EXTRAIT FOURNI:

Mais la notion de parcours initiatique n’a rien, chez Keaton, d’un symbolisme fumeux, voire ésotérique. S’il est un cinéaste dont on peut le rapprocher, c’est bien Howard Hawks (Rio Bravo, Hatari…) dont l’univers et la mise en scène sont également fondés sur la physique (et le physique). Les scènes de scaphandre avec Rock Hudson dans Le Sport favori de l’homme (1964) se réfèrent à l’évidence à celles de La Croisière du Navigator. Pour Keaton comme pour Hawks, la maîtrise (réelle) de la technique est garante de la civilisation. La Loi doit prévaloir et le désir de l’individu s’inscrire dans un cadre collectif, même au prix d’une adéquation de surface. En quoi Keaton s’oppose radicalement à Chaplin, pour qui les valeurs techniciennes de la civilisation sont nécessairement menaçantes (Les Temps modernes, évidemment). Le trajet de Rollo à travers le Pacifique le ramène au point de départ : un espace matriciel où il peut étreindre sa belle. Il est d’ailleurs significatif qu’ici il n’accomplit que très peu d’exploits directement et ouvertement pour Patsy, à la différence de films tels que Sportif par amour ou Le Mécano de la Général, tout préoccupé qu’il est de sa propre survie, et secondairement de celle de sa bien-aimée, si peu aimante par ailleurs. Si le héros keatonien parcourt l’espace avec célérité, énergie et élégance, c’est moins pour le fuir que pour se l’approprier, le domestiquer. Charlot n’a de cesse de quitter le cadre prison qui se referme sans cesse sur lui. Buster, Malec ou Rollo perçoivent bien le danger d’en rester prisonnier, mais c’est toujours pour, dans un second temps, s’y réfugier, s’y “ lover ”, y abriter ses amours. Déjà, à la fin de Cops, voyant sa belle trop indifférente, il rentrait dans la prison d’où il venait de sortir. Ici, il s’enferme dans le cadre du sous-marin protecteur, miracle de la technique et de la civilisation, même si le gag final rappelle que tout refuge n’est que provisoire, relançant l’infernale dialectique du cadre prison et/ou refuge… En quoi Keaton comme Hawks fait preuve d’un scepticisme très moderne : qu’en est-il de l’aventure humaine en un temps où la technique assure presque à elle seule la domestication des forces naturelles ?

ENREGISTREMENTS:

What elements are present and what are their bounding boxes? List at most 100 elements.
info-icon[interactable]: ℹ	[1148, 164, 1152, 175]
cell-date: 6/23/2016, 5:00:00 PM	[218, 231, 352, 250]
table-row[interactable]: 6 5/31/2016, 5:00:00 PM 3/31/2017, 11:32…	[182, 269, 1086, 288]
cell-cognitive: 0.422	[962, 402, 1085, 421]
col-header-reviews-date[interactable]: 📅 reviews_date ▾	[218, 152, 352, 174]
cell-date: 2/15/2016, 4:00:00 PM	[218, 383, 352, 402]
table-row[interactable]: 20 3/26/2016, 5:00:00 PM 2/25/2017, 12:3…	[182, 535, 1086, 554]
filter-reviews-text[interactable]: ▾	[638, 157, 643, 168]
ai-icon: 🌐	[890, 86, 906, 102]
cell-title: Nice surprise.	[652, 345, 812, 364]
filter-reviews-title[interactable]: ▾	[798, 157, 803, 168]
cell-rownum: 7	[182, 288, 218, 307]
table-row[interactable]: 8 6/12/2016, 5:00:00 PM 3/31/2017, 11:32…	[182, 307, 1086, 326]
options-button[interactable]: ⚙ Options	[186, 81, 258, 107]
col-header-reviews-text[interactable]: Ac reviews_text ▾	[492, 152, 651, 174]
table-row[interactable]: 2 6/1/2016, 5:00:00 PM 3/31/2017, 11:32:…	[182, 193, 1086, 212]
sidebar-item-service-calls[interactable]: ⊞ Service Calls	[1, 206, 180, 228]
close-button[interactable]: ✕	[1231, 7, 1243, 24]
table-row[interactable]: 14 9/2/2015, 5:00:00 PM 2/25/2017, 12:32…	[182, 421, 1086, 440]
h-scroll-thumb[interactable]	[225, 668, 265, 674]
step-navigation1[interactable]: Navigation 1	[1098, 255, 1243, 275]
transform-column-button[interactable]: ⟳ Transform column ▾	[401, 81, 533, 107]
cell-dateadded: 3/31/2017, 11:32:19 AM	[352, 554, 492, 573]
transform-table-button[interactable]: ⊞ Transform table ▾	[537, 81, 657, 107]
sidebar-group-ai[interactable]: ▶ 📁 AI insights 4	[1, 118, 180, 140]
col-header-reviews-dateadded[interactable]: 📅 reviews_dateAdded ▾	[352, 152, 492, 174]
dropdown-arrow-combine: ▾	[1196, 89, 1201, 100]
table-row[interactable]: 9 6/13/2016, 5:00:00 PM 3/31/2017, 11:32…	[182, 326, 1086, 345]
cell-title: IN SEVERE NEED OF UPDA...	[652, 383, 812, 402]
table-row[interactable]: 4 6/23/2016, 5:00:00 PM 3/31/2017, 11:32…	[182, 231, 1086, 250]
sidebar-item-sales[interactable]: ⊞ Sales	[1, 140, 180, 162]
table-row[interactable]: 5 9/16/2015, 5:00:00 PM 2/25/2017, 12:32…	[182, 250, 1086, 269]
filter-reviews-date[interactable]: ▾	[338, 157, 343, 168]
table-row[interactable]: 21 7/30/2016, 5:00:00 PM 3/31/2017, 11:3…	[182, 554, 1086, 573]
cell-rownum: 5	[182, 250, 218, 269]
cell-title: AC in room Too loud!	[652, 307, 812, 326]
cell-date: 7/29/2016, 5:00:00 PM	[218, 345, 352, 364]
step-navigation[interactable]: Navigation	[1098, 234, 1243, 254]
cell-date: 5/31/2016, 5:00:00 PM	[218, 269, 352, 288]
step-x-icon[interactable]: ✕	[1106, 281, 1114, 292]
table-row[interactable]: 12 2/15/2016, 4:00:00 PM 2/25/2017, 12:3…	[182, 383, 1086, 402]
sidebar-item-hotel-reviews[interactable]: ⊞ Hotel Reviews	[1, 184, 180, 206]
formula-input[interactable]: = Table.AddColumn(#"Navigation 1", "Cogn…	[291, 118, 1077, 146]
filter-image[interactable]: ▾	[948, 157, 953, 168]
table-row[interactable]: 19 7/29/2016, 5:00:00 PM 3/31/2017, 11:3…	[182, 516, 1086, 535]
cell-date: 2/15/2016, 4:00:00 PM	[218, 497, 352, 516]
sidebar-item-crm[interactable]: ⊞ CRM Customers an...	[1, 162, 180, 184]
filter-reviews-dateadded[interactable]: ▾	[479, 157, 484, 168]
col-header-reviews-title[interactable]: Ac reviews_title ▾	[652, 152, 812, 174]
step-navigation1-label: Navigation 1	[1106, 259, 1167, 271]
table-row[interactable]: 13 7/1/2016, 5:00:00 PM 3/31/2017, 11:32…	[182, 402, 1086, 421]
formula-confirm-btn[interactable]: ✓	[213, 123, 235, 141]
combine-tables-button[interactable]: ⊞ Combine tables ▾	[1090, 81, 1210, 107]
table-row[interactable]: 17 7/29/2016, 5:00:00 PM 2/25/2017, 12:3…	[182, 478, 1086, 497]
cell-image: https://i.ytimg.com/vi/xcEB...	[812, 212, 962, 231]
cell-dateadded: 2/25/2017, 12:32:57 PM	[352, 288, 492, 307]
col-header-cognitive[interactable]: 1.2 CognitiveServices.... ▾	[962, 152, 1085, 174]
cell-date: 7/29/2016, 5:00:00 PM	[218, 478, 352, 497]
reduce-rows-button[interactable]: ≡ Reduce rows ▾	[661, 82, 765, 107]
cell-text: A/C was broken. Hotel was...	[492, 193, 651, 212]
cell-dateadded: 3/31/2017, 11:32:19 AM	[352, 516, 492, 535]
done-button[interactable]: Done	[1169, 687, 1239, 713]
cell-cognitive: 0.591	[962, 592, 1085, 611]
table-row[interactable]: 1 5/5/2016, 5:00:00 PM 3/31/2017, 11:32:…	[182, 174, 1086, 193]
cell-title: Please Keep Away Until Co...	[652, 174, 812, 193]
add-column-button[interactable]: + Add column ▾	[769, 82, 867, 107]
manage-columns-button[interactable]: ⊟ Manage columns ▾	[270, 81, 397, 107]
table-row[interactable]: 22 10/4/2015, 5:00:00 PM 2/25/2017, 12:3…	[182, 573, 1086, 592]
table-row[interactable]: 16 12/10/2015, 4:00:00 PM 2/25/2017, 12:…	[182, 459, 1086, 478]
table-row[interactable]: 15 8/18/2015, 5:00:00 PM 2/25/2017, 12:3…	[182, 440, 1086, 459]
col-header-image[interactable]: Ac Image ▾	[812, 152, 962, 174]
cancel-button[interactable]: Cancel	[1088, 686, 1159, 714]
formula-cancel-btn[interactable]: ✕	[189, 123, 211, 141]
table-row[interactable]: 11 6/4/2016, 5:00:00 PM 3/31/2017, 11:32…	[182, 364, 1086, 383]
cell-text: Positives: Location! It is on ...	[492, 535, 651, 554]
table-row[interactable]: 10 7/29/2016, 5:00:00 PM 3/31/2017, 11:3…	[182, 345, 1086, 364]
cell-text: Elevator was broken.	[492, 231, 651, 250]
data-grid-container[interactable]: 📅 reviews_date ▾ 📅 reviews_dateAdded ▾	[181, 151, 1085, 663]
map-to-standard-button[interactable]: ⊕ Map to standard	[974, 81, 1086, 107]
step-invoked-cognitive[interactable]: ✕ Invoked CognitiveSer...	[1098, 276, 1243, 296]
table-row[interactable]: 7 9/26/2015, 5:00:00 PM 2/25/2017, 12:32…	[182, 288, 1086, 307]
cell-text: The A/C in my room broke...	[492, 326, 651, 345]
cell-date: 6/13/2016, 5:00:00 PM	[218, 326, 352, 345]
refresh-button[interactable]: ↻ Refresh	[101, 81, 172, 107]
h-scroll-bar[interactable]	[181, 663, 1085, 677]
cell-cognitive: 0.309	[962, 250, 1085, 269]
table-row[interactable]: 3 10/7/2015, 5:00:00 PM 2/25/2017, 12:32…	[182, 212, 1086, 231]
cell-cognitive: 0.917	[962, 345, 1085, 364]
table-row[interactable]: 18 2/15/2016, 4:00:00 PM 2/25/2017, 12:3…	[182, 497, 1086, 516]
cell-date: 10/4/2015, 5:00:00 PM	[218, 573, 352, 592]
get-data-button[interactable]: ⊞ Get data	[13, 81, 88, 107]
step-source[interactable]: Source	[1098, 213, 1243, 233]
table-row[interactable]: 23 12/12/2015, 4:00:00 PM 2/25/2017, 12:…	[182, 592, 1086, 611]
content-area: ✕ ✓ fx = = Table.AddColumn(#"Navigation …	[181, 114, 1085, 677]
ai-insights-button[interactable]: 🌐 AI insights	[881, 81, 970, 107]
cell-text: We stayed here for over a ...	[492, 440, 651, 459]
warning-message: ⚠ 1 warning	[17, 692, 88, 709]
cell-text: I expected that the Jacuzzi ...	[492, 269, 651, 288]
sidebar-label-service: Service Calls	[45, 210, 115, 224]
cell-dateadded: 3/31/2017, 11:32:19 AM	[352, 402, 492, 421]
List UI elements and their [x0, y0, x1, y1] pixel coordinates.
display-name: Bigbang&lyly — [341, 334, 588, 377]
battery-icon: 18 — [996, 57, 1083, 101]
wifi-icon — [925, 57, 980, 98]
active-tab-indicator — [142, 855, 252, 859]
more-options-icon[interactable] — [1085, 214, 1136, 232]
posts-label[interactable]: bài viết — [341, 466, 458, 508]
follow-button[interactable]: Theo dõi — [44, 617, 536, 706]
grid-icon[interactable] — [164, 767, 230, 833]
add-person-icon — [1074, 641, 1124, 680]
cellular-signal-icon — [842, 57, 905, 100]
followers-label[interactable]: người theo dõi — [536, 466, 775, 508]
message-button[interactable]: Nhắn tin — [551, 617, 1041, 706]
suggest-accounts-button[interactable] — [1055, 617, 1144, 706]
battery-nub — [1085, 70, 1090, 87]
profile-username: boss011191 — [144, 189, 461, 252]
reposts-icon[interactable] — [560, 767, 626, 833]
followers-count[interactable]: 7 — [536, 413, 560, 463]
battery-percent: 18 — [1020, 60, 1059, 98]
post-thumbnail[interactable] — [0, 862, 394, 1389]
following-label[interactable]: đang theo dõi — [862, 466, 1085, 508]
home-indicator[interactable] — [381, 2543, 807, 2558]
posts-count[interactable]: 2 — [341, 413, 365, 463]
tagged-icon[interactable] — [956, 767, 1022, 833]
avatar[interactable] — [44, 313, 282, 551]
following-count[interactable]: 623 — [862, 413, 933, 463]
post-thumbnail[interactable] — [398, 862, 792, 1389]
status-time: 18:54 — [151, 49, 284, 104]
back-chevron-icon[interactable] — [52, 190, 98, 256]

EXERCICES:
1 > D'après l'extrait sur Keaton, à quel film renvoient les scènes de scaphandre avec Rock Hudson dans Le Sport favori de l'homme ?
2 > Poursuivez, s'il vous plaît, l'extrait sur Keaton à partir de sa dernière phrase.
Les enregistrements n'ont aucun lien avec l'extrait sur Keaton.

CORRIGÉS:
1 > À La Croisière du Navigator.

2 >
Joël Magny.

Autres points de vue

Modernité de l’homme

“ Buster Keaton n’appelle sur lui aucune réminiscence. Il est une créature spontanée, il est moderne. Il participe des temps actuels au même titre qu’un appareil de téléphonie sans fil ou qu’un système de freins progressifs. Cet homme catastrophique mais dont la belle impassibilité fait merveille, est bien l’homme du ciment armé. ”
F. Amunateguy, in “ La Revue Nouvelle ”, 1926.

Le Paul Valéry de l’absurde

“ Buster Keaton apparaît à la fois comme le poète et le mathématicien de l’absurde. Si l’on osait plus, on écrirait que le cinéma comique trouve en lui son Paul Valéry. Son agitation, l’effervescence de son esprit de rattrapage, l’espèce de miracle qu’entraînent ses efforts, tout cela déchaîne les rires et fait oublier le caractère tragique des situations. ”
Louis Chauvet, in “ Le Figaro ”, 2 janvier 1969.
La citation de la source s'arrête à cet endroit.